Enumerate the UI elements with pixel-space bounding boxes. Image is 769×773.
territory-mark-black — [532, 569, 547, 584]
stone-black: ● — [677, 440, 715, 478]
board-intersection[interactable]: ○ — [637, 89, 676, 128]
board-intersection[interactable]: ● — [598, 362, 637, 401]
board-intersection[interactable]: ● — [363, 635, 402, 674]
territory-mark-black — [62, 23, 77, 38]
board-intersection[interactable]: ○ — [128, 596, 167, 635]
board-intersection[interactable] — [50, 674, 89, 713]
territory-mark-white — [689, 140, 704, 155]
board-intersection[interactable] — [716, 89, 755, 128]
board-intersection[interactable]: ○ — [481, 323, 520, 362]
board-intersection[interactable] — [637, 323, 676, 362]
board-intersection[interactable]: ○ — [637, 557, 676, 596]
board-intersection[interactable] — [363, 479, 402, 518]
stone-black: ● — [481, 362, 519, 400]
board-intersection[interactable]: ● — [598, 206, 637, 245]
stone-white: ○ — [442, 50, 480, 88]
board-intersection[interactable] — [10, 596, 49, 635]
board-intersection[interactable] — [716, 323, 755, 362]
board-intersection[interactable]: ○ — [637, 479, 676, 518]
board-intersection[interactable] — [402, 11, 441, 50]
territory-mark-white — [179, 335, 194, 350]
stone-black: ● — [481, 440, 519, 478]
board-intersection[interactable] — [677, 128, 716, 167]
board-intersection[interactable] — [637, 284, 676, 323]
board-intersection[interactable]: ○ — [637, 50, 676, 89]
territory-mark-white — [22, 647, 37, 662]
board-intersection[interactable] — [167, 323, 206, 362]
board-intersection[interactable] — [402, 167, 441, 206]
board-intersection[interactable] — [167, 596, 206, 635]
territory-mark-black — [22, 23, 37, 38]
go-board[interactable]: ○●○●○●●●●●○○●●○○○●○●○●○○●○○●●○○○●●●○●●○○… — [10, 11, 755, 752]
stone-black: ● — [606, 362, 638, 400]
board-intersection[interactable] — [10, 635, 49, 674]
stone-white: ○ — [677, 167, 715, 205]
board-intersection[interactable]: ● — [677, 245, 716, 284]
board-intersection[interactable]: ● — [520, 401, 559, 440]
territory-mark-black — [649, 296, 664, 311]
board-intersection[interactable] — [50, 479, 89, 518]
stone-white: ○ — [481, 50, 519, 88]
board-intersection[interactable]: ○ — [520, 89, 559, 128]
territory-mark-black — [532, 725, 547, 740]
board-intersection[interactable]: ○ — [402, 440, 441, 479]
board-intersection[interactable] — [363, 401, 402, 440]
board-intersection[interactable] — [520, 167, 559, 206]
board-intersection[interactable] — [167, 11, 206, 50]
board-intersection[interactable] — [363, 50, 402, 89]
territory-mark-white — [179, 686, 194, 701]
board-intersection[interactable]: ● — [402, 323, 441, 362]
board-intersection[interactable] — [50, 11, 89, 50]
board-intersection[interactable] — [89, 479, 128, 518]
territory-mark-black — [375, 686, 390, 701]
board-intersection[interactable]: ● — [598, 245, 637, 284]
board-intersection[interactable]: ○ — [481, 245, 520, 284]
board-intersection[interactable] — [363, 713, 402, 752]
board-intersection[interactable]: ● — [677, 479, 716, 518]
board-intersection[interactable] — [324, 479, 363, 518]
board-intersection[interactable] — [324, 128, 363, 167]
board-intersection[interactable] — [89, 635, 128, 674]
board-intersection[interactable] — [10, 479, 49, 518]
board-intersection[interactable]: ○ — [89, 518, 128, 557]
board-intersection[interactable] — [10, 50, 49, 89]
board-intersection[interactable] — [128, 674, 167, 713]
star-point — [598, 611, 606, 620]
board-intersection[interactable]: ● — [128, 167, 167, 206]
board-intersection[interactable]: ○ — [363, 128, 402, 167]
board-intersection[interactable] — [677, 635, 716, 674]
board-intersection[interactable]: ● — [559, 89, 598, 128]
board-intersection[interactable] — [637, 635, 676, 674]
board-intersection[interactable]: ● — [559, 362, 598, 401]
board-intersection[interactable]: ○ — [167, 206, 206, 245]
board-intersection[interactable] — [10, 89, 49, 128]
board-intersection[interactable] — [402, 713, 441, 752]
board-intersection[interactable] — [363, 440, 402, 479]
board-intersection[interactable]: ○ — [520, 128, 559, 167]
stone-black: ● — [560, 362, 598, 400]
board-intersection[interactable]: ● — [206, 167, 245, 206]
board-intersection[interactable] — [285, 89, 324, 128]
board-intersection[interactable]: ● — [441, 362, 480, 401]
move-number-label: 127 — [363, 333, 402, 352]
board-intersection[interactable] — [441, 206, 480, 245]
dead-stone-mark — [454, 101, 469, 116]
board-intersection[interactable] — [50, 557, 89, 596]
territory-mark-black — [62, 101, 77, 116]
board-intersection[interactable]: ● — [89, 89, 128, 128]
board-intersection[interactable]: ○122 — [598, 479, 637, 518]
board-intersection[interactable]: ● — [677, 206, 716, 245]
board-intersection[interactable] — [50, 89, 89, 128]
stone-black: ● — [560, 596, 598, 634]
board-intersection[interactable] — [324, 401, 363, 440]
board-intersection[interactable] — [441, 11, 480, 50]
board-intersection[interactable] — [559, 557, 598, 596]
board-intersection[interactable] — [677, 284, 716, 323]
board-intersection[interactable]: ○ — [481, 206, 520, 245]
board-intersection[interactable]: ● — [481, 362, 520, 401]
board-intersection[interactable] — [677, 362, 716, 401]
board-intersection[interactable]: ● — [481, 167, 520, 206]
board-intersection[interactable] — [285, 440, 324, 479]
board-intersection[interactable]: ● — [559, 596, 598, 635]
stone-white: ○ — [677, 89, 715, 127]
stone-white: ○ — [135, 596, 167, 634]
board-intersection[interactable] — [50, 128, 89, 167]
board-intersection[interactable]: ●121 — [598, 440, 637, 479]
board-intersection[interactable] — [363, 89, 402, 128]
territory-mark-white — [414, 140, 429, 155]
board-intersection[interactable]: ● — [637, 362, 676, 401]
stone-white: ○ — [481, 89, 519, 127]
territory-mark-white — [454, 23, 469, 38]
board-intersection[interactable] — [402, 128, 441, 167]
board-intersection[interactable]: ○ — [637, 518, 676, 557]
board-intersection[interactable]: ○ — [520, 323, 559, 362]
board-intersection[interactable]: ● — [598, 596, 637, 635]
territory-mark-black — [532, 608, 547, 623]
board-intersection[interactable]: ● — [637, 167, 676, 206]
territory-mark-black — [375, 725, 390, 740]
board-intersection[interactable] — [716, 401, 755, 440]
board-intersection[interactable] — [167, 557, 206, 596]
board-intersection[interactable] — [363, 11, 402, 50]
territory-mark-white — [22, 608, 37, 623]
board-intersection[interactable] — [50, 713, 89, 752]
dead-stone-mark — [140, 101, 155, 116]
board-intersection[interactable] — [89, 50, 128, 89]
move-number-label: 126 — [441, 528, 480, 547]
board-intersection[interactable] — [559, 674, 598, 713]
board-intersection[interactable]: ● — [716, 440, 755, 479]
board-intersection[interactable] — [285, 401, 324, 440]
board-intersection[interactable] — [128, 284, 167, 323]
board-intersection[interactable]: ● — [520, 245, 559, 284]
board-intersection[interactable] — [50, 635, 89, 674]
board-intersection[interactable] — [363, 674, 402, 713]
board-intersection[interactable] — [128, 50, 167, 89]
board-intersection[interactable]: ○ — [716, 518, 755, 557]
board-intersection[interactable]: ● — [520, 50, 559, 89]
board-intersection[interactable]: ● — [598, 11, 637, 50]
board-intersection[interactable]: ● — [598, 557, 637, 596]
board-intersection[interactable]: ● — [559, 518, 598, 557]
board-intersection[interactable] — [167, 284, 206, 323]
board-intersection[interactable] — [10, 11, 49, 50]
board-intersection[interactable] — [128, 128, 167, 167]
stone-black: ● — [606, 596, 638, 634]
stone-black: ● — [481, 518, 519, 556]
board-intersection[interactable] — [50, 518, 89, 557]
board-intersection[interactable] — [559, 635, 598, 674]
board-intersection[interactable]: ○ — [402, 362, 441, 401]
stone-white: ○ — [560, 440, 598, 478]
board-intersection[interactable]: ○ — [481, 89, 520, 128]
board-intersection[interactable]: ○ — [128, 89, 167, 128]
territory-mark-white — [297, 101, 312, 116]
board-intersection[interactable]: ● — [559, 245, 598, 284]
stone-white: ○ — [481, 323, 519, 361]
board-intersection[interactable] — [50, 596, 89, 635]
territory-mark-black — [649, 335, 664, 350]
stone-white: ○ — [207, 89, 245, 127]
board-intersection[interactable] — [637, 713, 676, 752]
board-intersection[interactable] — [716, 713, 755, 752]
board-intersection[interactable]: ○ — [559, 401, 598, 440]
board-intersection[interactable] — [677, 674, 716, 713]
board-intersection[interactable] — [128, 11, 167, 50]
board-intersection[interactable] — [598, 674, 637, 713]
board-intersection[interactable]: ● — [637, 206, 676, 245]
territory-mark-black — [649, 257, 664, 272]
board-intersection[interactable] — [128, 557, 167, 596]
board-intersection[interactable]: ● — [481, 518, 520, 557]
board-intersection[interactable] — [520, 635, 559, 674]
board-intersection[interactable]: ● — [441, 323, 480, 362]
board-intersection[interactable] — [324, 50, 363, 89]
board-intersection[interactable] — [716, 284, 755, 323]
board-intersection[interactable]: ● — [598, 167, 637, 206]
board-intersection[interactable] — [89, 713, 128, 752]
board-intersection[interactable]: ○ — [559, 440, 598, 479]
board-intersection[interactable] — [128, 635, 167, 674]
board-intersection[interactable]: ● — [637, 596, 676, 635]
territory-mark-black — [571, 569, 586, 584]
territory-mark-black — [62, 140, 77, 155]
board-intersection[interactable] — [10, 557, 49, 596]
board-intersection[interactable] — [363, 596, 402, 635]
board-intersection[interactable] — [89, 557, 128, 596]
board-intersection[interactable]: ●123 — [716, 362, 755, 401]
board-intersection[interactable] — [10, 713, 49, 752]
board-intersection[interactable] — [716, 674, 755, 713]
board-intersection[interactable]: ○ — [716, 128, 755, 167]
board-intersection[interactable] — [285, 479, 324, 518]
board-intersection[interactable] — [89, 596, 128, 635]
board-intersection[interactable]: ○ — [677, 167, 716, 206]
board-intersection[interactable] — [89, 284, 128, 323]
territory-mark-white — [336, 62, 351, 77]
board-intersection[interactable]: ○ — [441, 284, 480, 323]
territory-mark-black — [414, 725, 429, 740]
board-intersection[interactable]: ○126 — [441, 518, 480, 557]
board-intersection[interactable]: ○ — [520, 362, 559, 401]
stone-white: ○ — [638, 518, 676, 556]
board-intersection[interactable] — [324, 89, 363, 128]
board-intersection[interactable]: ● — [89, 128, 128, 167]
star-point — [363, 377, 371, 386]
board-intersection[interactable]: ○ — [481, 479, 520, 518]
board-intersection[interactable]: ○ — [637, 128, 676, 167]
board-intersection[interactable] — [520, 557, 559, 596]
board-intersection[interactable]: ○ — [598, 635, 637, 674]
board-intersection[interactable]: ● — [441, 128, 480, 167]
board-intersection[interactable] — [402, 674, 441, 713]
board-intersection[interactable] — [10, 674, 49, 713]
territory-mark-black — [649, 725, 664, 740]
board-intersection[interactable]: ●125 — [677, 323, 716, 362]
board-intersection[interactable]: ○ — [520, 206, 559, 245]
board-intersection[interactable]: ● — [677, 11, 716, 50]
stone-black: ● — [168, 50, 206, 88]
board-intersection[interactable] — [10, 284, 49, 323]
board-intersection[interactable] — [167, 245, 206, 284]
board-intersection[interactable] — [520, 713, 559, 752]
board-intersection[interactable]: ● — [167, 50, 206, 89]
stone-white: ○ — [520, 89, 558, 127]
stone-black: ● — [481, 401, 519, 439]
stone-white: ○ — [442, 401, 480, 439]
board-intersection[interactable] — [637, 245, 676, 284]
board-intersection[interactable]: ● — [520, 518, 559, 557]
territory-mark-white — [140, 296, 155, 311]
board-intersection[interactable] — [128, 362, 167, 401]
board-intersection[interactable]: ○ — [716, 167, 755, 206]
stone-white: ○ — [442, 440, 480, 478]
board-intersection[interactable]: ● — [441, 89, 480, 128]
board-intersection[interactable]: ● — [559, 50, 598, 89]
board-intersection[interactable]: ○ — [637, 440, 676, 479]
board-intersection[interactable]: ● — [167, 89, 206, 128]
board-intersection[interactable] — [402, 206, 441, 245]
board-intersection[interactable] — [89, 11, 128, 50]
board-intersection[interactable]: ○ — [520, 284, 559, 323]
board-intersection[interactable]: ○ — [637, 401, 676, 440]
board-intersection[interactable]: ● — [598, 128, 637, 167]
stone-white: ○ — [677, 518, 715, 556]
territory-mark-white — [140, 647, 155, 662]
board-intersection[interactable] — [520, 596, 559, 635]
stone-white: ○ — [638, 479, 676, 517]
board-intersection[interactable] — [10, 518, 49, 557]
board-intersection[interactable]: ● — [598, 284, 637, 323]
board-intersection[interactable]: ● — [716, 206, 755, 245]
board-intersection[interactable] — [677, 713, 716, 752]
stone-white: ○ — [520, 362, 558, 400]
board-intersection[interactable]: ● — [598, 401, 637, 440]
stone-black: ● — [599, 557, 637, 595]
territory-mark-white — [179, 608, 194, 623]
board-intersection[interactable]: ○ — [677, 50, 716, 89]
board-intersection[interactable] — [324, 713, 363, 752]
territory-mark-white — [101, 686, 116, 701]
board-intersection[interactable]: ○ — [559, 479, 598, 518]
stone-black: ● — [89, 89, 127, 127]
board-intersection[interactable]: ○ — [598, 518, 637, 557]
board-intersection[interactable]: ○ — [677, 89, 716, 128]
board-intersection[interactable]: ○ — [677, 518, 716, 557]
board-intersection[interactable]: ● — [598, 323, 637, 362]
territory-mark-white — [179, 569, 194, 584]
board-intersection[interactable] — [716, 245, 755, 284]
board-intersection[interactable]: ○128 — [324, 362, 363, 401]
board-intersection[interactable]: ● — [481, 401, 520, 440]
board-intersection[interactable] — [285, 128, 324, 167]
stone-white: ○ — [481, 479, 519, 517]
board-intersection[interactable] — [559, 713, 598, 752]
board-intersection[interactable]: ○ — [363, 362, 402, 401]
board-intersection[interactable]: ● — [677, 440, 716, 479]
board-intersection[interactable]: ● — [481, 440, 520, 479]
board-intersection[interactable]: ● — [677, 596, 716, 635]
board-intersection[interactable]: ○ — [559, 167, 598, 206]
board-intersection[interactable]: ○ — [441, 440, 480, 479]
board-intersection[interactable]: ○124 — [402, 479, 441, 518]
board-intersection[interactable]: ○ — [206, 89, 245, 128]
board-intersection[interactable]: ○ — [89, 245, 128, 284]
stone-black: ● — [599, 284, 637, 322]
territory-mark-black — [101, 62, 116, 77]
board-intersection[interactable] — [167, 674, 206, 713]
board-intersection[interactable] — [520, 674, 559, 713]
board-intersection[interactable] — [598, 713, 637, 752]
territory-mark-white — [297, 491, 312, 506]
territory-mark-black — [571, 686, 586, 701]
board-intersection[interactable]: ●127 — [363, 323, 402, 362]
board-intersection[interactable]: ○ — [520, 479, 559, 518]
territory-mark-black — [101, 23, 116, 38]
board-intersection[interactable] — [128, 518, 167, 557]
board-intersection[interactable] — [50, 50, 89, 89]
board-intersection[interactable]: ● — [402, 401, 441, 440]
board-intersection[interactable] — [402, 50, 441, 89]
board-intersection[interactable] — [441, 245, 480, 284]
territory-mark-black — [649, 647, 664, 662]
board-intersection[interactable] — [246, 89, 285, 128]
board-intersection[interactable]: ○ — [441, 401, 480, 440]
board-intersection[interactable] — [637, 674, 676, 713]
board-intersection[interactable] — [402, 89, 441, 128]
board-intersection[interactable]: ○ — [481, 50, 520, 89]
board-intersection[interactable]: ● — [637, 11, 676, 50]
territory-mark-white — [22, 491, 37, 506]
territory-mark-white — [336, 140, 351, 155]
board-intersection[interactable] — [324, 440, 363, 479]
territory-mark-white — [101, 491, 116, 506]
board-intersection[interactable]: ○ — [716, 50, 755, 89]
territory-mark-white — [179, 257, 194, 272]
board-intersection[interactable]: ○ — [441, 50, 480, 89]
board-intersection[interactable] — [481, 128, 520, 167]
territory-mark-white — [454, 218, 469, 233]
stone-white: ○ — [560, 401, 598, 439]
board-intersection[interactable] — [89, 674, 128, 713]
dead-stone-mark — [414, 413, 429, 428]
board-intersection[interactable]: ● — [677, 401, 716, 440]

· · · · · · ·

→ Énoncé
Remplacez "stone-black" par "stone-dark" dans le passage qui va du début des données jusqu'à la ligne contenant "board-intersection[interactable]: ● — [363, 635, 402, 674]", celle-ci comprise. Recopiez ce passage sans rien changer d'autre.

→ Corrigé
Enumerate the UI elements with pixel-space bounding boxes. Image is 769×773.
territory-mark-black — [532, 569, 547, 584]
stone-dark: ● — [677, 440, 715, 478]
board-intersection[interactable]: ○ — [637, 89, 676, 128]
board-intersection[interactable]: ● — [598, 362, 637, 401]
board-intersection[interactable]: ● — [363, 635, 402, 674]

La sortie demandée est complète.